→ **WHAT TO DO**
Print out each record below, unaltered and complete, without its images.

→ **RECORD SET**
▼

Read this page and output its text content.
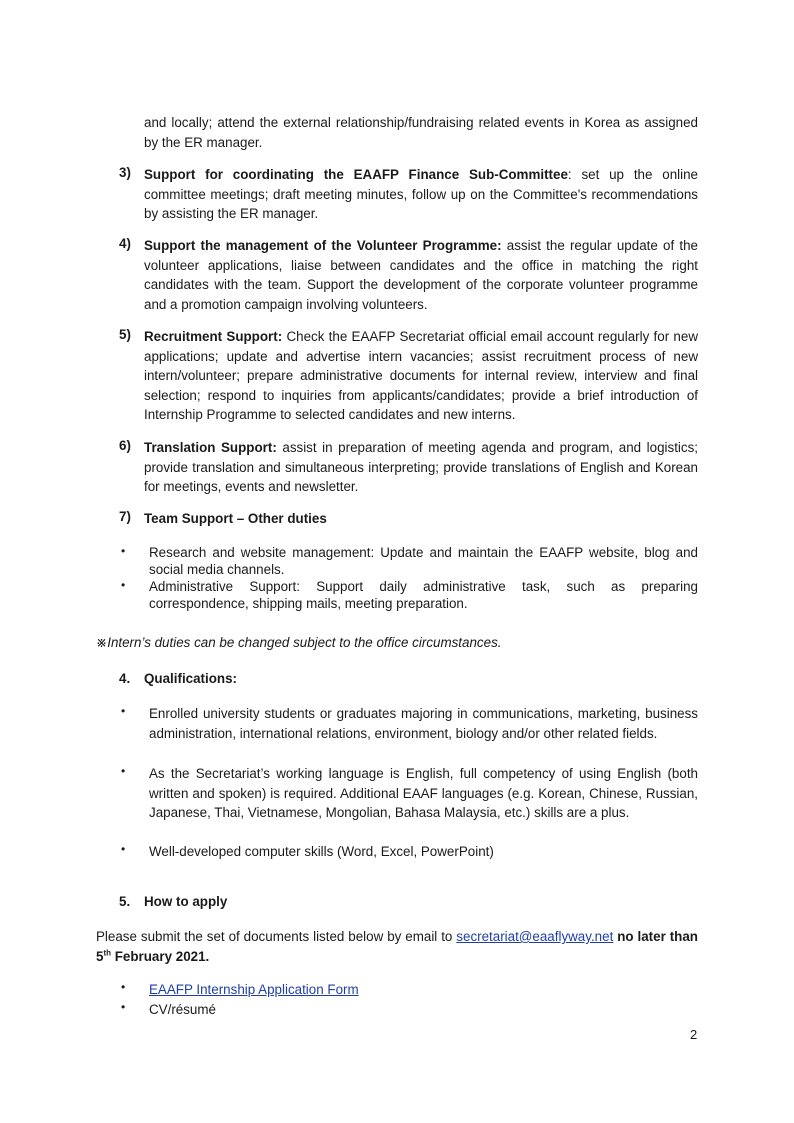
and locally; attend the external relationship/fundraising related events in Korea as assigned by the ER manager.
3) Support for coordinating the EAAFP Finance Sub-Committee: set up the online committee meetings; draft meeting minutes, follow up on the Committee's recommendations by assisting the ER manager.
4) Support the management of the Volunteer Programme: assist the regular update of the volunteer applications, liaise between candidates and the office in matching the right candidates with the team. Support the development of the corporate volunteer programme and a promotion campaign involving volunteers.
5) Recruitment Support: Check the EAAFP Secretariat official email account regularly for new applications; update and advertise intern vacancies; assist recruitment process of new intern/volunteer; prepare administrative documents for internal review, interview and final selection; respond to inquiries from applicants/candidates; provide a brief introduction of Internship Programme to selected candidates and new interns.
6) Translation Support: assist in preparation of meeting agenda and program, and logistics; provide translation and simultaneous interpreting; provide translations of English and Korean for meetings, events and newsletter.
7) Team Support – Other duties
• Research and website management: Update and maintain the EAAFP website, blog and social media channels.
• Administrative Support: Support daily administrative task, such as preparing correspondence, shipping mails, meeting preparation.
※Intern’s duties can be changed subject to the office circumstances.
4. Qualifications:
• Enrolled university students or graduates majoring in communications, marketing, business administration, international relations, environment, biology and/or other related fields.
• As the Secretariat’s working language is English, full competency of using English (both written and spoken) is required. Additional EAAF languages (e.g. Korean, Chinese, Russian, Japanese, Thai, Vietnamese, Mongolian, Bahasa Malaysia, etc.) skills are a plus.
• Well-developed computer skills (Word, Excel, PowerPoint)
5. How to apply
Please submit the set of documents listed below by email to secretariat@eaaflyway.net no later than 5th February 2021.
• EAAFP Internship Application Form
• CV/résumé
2
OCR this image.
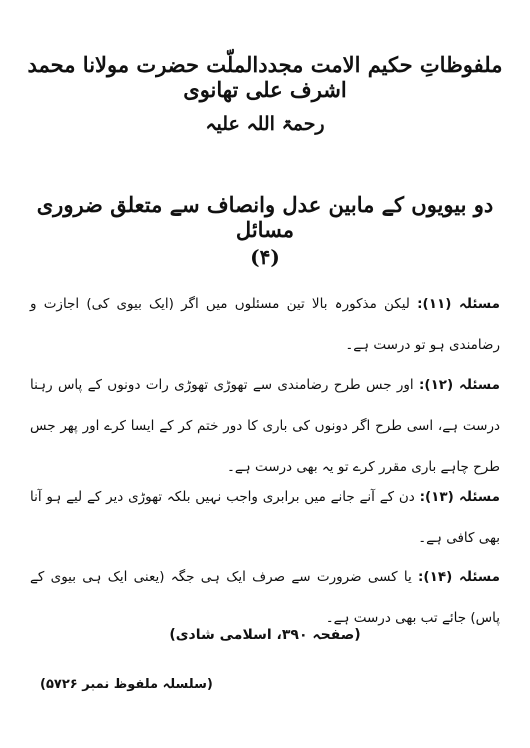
ملفوظاتِ حکیم الامت مجددالملّت حضرت مولانا محمد اشرف علی تھانوی
رحمۃ اللہ علیہ
دو بیویوں کے مابین عدل وانصاف سے متعلق ضروری مسائل
(۴)
مسئلہ (۱۱): لیکن مذکورہ بالا تین مسئلوں میں اگر (ایک بیوی کی) اجازت و رضامندی ہو تو درست ہے۔
مسئلہ (۱۲): اور جس طرح رضامندی سے تھوڑی تھوڑی رات دونوں کے پاس رہنا درست ہے، اسی طرح اگر دونوں کی باری کا دور ختم کر کے ایسا کرے اور پھر جس طرح چاہے باری مقرر کرے تو یہ بھی درست ہے۔
مسئلہ (۱۳): دن کے آنے جانے میں برابری واجب نہیں بلکہ تھوڑی دیر کے لیے ہو آنا بھی کافی ہے۔
مسئلہ (۱۴): یا کسی ضرورت سے صرف ایک ہی جگہ (یعنی ایک ہی بیوی کے پاس) جائے تب بھی درست ہے۔
(صفحہ ۳۹۰، اسلامی شادی)
(سلسلہ ملفوظ نمبر ۵۷۲۶)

▲

→ **EXERCISE RESPONSE**
Read this page and output its text content.
and locally; attend the external relationship/fundraising related events in Korea as assigned by the ER manager.
3) Support for coordinating the EAAFP Finance Sub-Committee: set up the online committee meetings; draft meeting minutes, follow up on the Committee's recommendations by assisting the ER manager.
4) Support the management of the Volunteer Programme: assist the regular update of the volunteer applications, liaise between candidates and the office in matching the right candidates with the team. Support the development of the corporate volunteer programme and a promotion campaign involving volunteers.
5) Recruitment Support: Check the EAAFP Secretariat official email account regularly for new applications; update and advertise intern vacancies; assist recruitment process of new intern/volunteer; prepare administrative documents for internal review, interview and final selection; respond to inquiries from applicants/candidates; provide a brief introduction of Internship Programme to selected candidates and new interns.
6) Translation Support: assist in preparation of meeting agenda and program, and logistics; provide translation and simultaneous interpreting; provide translations of English and Korean for meetings, events and newsletter.
7) Team Support – Other duties
• Research and website management: Update and maintain the EAAFP website, blog and social media channels.
• Administrative Support: Support daily administrative task, such as preparing correspondence, shipping mails, meeting preparation.
※Intern’s duties can be changed subject to the office circumstances.
4. Qualifications:
• Enrolled university students or graduates majoring in communications, marketing, business administration, international relations, environment, biology and/or other related fields.
• As the Secretariat’s working language is English, full competency of using English (both written and spoken) is required. Additional EAAF languages (e.g. Korean, Chinese, Russian, Japanese, Thai, Vietnamese, Mongolian, Bahasa Malaysia, etc.) skills are a plus.
• Well-developed computer skills (Word, Excel, PowerPoint)
5. How to apply
Please submit the set of documents listed below by email to secretariat@eaaflyway.net no later than 5th February 2021.
• EAAFP Internship Application Form
• CV/résumé
2
OCR this image.
ملفوظاتِ حکیم الامت مجددالملّت حضرت مولانا محمد اشرف علی تھانوی
رحمۃ اللہ علیہ
دو بیویوں کے مابین عدل وانصاف سے متعلق ضروری مسائل
(۴)
مسئلہ (۱۱): لیکن مذکورہ بالا تین مسئلوں میں اگر (ایک بیوی کی) اجازت و رضامندی ہو تو درست ہے۔
مسئلہ (۱۲): اور جس طرح رضامندی سے تھوڑی تھوڑی رات دونوں کے پاس رہنا درست ہے، اسی طرح اگر دونوں کی باری کا دور ختم کر کے ایسا کرے اور پھر جس طرح چاہے باری مقرر کرے تو یہ بھی درست ہے۔
مسئلہ (۱۳): دن کے آنے جانے میں برابری واجب نہیں بلکہ تھوڑی دیر کے لیے ہو آنا بھی کافی ہے۔
مسئلہ (۱۴): یا کسی ضرورت سے صرف ایک ہی جگہ (یعنی ایک ہی بیوی کے پاس) جائے تب بھی درست ہے۔
(صفحہ ۳۹۰، اسلامی شادی)
(سلسلہ ملفوظ نمبر ۵۷۲۶)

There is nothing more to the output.